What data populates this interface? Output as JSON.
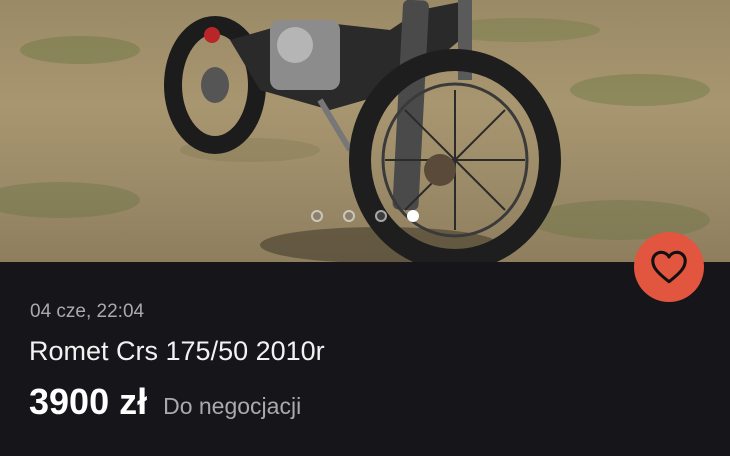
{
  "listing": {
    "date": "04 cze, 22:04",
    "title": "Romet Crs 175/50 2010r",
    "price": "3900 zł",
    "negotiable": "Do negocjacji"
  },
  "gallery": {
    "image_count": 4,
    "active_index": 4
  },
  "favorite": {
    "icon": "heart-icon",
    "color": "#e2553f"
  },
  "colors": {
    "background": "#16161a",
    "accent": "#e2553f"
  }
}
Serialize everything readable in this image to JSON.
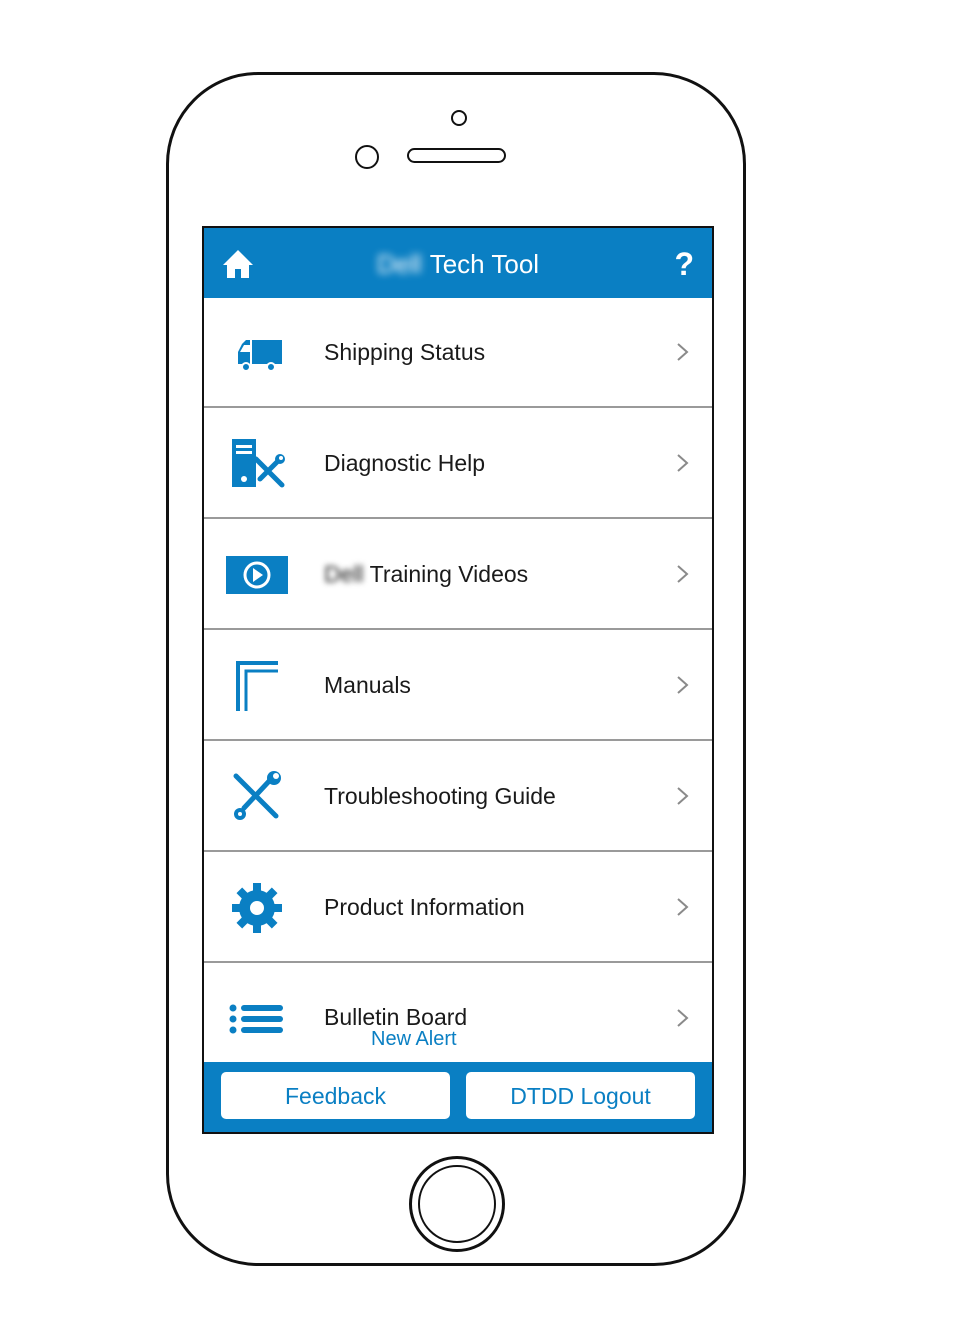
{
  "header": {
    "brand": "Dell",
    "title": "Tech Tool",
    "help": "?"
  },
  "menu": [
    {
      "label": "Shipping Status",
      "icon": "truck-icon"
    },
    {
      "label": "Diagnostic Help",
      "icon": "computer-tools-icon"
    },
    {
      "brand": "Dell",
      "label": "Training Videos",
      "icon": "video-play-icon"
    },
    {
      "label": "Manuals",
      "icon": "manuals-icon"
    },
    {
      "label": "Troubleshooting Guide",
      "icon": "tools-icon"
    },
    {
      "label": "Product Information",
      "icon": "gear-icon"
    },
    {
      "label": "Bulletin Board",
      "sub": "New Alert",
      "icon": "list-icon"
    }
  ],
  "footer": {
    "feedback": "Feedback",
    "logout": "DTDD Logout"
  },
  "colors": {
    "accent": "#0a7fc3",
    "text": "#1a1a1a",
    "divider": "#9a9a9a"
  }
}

...

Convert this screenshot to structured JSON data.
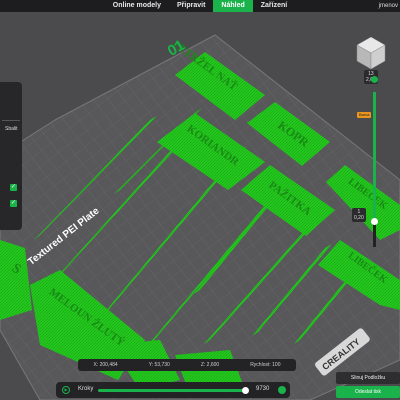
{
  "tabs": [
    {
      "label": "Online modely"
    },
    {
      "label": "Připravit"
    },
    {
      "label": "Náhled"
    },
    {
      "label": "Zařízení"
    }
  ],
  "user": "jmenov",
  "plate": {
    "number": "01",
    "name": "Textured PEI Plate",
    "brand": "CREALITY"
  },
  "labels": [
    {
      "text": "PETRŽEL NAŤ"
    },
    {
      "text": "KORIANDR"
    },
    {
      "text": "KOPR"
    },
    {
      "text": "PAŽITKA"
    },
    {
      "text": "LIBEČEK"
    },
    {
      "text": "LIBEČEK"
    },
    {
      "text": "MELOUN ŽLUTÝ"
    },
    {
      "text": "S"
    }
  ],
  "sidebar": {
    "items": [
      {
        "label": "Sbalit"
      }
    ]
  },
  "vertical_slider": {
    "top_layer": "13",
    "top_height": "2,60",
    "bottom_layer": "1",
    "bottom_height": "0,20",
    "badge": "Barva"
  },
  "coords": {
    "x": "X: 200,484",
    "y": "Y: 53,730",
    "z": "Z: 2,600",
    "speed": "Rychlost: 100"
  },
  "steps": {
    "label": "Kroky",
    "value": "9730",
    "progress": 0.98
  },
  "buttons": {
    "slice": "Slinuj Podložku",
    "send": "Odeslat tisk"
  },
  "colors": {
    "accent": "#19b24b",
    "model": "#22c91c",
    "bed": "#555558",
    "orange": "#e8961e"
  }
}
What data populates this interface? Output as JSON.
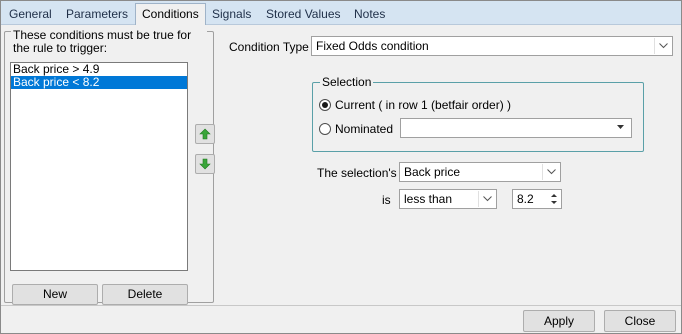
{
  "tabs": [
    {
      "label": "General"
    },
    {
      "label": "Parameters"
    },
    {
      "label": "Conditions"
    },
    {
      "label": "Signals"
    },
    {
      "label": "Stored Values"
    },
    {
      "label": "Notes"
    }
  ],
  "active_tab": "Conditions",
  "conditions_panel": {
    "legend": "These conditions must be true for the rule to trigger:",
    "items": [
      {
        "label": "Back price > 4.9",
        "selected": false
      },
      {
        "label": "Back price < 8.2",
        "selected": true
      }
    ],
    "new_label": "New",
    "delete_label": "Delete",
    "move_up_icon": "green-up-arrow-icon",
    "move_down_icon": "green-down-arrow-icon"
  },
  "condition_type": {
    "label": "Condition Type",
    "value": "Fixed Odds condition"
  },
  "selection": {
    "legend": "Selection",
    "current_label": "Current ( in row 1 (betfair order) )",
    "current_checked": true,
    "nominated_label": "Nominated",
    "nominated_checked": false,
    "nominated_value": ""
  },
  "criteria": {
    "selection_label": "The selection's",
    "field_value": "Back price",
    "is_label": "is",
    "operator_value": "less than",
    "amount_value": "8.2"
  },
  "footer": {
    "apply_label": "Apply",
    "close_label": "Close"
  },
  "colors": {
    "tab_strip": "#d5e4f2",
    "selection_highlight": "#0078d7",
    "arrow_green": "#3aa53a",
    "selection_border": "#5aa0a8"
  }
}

» PROBLEM STATEMENT
Work out the number of lines in this listing that include the word "price". Reply with that number only.

» FULL SOLUTION
4